--- START ---

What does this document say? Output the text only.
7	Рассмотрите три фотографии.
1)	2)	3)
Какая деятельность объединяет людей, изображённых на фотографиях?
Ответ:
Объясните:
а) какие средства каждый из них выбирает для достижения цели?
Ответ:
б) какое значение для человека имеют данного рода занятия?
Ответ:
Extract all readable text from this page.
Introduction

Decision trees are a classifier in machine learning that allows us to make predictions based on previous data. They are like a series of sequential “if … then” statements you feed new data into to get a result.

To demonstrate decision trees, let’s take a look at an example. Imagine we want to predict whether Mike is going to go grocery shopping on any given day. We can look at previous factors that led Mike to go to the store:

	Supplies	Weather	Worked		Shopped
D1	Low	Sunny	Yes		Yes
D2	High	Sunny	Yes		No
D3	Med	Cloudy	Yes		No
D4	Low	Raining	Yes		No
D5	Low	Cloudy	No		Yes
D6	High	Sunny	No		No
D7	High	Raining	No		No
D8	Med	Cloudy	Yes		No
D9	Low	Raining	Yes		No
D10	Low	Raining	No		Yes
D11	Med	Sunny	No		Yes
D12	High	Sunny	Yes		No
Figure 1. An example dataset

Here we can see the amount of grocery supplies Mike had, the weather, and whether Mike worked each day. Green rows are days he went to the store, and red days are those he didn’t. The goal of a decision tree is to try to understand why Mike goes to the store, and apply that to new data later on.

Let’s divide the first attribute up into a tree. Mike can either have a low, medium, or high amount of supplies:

--- END ---

◆ **The request**: Generate an exact reproduction of all entries.

◆ **Result of this exercise**:
What does this document say? Output the text only.
7	Рассмотрите три фотографии.
1)	2)	3)
Какая деятельность объединяет людей, изображённых на фотографиях?
Ответ:
Объясните:
а) какие средства каждый из них выбирает для достижения цели?
Ответ:
б) какое значение для человека имеют данного рода занятия?
Ответ:
Extract all readable text from this page.
Introduction

Decision trees are a classifier in machine learning that allows us to make predictions based on previous data. They are like a series of sequential “if … then” statements you feed new data into to get a result.

To demonstrate decision trees, let’s take a look at an example. Imagine we want to predict whether Mike is going to go grocery shopping on any given day. We can look at previous factors that led Mike to go to the store:

	Supplies	Weather	Worked		Shopped
D1	Low	Sunny	Yes		Yes
D2	High	Sunny	Yes		No
D3	Med	Cloudy	Yes		No
D4	Low	Raining	Yes		No
D5	Low	Cloudy	No		Yes
D6	High	Sunny	No		No
D7	High	Raining	No		No
D8	Med	Cloudy	Yes		No
D9	Low	Raining	Yes		No
D10	Low	Raining	No		Yes
D11	Med	Sunny	No		Yes
D12	High	Sunny	Yes		No
Figure 1. An example dataset

Here we can see the amount of grocery supplies Mike had, the weather, and whether Mike worked each day. Green rows are days he went to the store, and red days are those he didn’t. The goal of a decision tree is to try to understand why Mike goes to the store, and apply that to new data later on.

Let’s divide the first attribute up into a tree. Mike can either have a low, medium, or high amount of supplies:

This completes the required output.